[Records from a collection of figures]
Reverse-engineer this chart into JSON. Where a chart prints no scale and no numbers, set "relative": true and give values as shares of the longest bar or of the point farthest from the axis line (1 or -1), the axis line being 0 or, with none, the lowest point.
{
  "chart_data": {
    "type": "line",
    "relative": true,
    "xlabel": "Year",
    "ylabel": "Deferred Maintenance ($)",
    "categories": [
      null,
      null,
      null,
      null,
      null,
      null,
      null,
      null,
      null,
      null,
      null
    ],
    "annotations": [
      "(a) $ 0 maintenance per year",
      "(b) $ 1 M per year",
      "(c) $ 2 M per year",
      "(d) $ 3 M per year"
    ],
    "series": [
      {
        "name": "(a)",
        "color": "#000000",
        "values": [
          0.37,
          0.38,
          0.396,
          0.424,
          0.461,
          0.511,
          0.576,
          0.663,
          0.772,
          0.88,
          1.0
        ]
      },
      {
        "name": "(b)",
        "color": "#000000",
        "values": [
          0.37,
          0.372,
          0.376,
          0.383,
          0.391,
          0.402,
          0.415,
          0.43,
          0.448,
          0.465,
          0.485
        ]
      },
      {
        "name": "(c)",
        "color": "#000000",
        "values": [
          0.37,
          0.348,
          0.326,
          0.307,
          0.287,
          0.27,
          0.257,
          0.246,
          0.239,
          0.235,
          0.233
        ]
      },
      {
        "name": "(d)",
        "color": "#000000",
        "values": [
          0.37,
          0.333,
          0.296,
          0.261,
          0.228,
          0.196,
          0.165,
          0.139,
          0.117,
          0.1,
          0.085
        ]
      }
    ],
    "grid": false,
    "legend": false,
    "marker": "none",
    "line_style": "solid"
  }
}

= EXERCISE AIM =
Reproduce the records above exactly as they appear.

= EXERCISE RESPONSE =
Reverse-engineer this chart into JSON. Where a chart prints no scale and no numbers, set "relative": true and give values as shares of the longest bar or of the point farthest from the axis line (1 or -1), the axis line being 0 or, with none, the lowest point.
{
  "chart_data": {
    "type": "line",
    "relative": true,
    "xlabel": "Year",
    "ylabel": "Deferred Maintenance ($)",
    "categories": [
      null,
      null,
      null,
      null,
      null,
      null,
      null,
      null,
      null,
      null,
      null
    ],
    "annotations": [
      "(a) $ 0 maintenance per year",
      "(b) $ 1 M per year",
      "(c) $ 2 M per year",
      "(d) $ 3 M per year"
    ],
    "series": [
      {
        "name": "(a)",
        "color": "#000000",
        "values": [
          0.37,
          0.38,
          0.396,
          0.424,
          0.461,
          0.511,
          0.576,
          0.663,
          0.772,
          0.88,
          1.0
        ]
      },
      {
        "name": "(b)",
        "color": "#000000",
        "values": [
          0.37,
          0.372,
          0.376,
          0.383,
          0.391,
          0.402,
          0.415,
          0.43,
          0.448,
          0.465,
          0.485
        ]
      },
      {
        "name": "(c)",
        "color": "#000000",
        "values": [
          0.37,
          0.348,
          0.326,
          0.307,
          0.287,
          0.27,
          0.257,
          0.246,
          0.239,
          0.235,
          0.233
        ]
      },
      {
        "name": "(d)",
        "color": "#000000",
        "values": [
          0.37,
          0.333,
          0.296,
          0.261,
          0.228,
          0.196,
          0.165,
          0.139,
          0.117,
          0.1,
          0.085
        ]
      }
    ],
    "grid": false,
    "legend": false,
    "marker": "none",
    "line_style": "solid"
  }
}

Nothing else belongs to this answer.